**GOAL**
Identify all lines of the data containing the string "subtitle" and copy them.
══ RECORDS PROVIDED
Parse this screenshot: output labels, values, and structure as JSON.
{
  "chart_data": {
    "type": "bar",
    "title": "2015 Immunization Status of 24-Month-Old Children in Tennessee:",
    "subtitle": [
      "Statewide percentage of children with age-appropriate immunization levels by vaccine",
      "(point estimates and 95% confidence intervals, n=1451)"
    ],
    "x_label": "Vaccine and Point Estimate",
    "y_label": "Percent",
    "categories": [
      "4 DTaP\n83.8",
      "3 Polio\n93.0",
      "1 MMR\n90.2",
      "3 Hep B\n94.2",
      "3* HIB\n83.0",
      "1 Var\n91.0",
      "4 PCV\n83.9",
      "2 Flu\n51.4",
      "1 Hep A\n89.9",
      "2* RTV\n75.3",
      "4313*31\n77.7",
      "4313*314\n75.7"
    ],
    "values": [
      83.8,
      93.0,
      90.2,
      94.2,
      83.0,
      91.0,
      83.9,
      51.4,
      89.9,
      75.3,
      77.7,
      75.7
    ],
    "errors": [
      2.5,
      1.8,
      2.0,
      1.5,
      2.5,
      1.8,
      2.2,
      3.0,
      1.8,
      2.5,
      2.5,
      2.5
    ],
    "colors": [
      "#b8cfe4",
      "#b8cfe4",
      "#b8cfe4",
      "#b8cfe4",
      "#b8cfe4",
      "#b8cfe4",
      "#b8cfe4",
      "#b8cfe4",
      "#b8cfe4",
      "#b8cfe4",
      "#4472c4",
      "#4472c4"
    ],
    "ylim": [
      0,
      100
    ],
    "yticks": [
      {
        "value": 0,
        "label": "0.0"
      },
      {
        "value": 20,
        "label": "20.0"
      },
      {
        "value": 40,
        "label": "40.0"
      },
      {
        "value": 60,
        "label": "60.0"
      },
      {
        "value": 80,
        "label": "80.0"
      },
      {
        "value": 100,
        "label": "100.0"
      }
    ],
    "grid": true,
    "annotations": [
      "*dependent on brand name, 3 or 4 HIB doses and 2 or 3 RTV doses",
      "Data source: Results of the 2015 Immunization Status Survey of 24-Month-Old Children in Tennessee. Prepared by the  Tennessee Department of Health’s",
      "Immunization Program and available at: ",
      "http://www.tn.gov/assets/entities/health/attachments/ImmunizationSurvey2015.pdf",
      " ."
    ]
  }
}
════
══ RECORDS PROVIDED
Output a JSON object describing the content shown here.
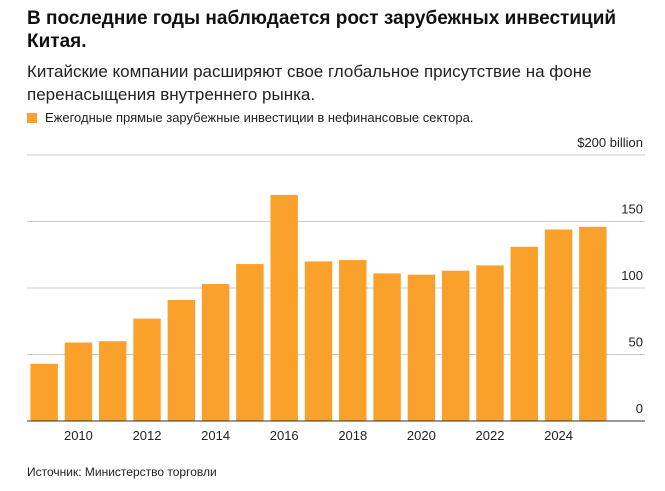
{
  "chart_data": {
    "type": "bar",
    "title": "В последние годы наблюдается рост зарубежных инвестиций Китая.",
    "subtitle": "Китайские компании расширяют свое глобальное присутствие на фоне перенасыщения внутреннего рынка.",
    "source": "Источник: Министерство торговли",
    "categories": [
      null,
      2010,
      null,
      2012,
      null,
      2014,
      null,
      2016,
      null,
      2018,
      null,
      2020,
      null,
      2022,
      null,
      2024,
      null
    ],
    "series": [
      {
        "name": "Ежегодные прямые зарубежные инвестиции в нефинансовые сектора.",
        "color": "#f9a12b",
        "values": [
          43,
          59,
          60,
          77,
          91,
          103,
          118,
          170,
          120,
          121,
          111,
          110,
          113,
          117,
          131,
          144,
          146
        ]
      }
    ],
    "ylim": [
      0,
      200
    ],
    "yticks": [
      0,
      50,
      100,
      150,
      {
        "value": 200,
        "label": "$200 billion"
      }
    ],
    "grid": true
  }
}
════
**FINAL RESULT**
    "subtitle": [
    "subtitle": "Китайские компании расширяют свое глобальное присутствие на фоне перенасыщения внутреннего рынка.",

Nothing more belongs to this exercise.